## Your instructions
Exactly as written, quote every line that follows, skipping the images.

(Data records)
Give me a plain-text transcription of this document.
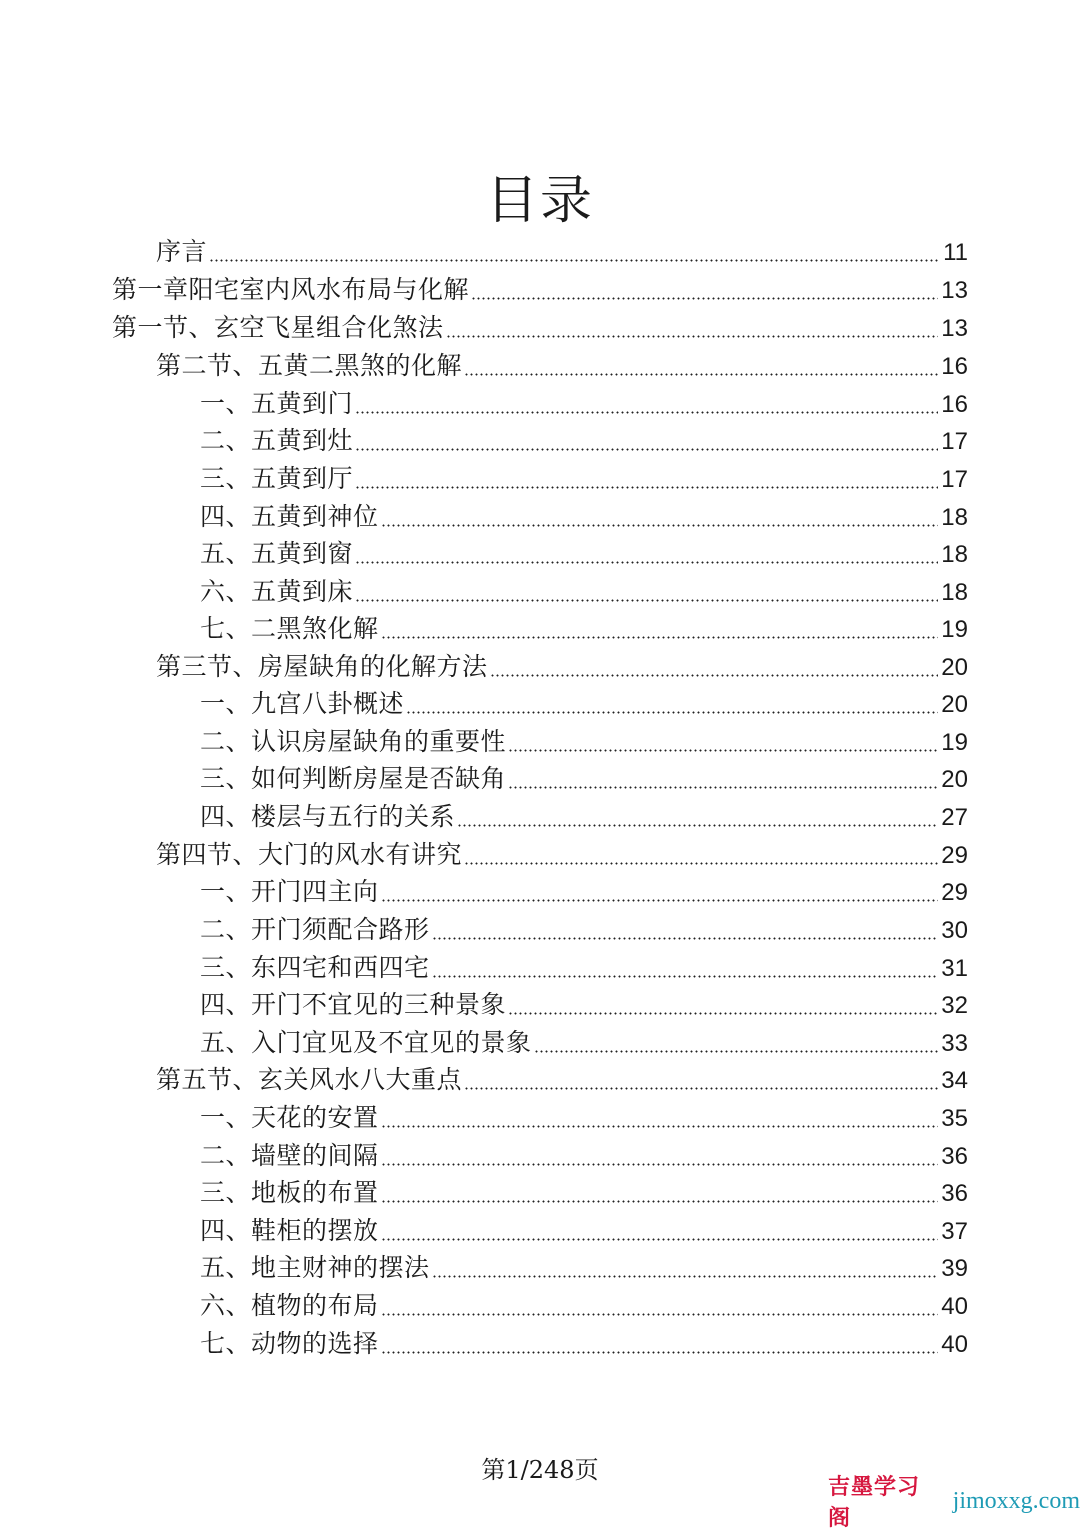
目录
序言	11
第一章阳宅室内风水布局与化解	13
第一节、玄空飞星组合化煞法	13
第二节、五黄二黑煞的化解	16
一、五黄到门	16
二、五黄到灶	17
三、五黄到厅	17
四、五黄到神位	18
五、五黄到窗	18
六、五黄到床	18
七、二黑煞化解	19
第三节、房屋缺角的化解方法	20
一、九宫八卦概述	20
二、认识房屋缺角的重要性	19
三、如何判断房屋是否缺角	20
四、楼层与五行的关系	27
第四节、大门的风水有讲究	29
一、开门四主向	29
二、开门须配合路形	30
三、东四宅和西四宅	31
四、开门不宜见的三种景象	32
五、入门宜见及不宜见的景象	33
第五节、玄关风水八大重点	34
一、天花的安置	35
二、墙壁的间隔	36
三、地板的布置	36
四、鞋柜的摆放	37
五、地主财神的摆法	39
六、植物的布局	40
七、动物的选择	40
第1/248页
吉墨学习阁
jimoxxg.com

## Task output
Give me a plain-text transcription of this document.
目录
序言	11
第一章阳宅室内风水布局与化解	13
第一节、玄空飞星组合化煞法	13
第二节、五黄二黑煞的化解	16
一、五黄到门	16
二、五黄到灶	17
三、五黄到厅	17
四、五黄到神位	18
五、五黄到窗	18
六、五黄到床	18
七、二黑煞化解	19
第三节、房屋缺角的化解方法	20
一、九宫八卦概述	20
二、认识房屋缺角的重要性	19
三、如何判断房屋是否缺角	20
四、楼层与五行的关系	27
第四节、大门的风水有讲究	29
一、开门四主向	29
二、开门须配合路形	30
三、东四宅和西四宅	31
四、开门不宜见的三种景象	32
五、入门宜见及不宜见的景象	33
第五节、玄关风水八大重点	34
一、天花的安置	35
二、墙壁的间隔	36
三、地板的布置	36
四、鞋柜的摆放	37
五、地主财神的摆法	39
六、植物的布局	40
七、动物的选择	40
第1/248页
吉墨学习阁
jimoxxg.com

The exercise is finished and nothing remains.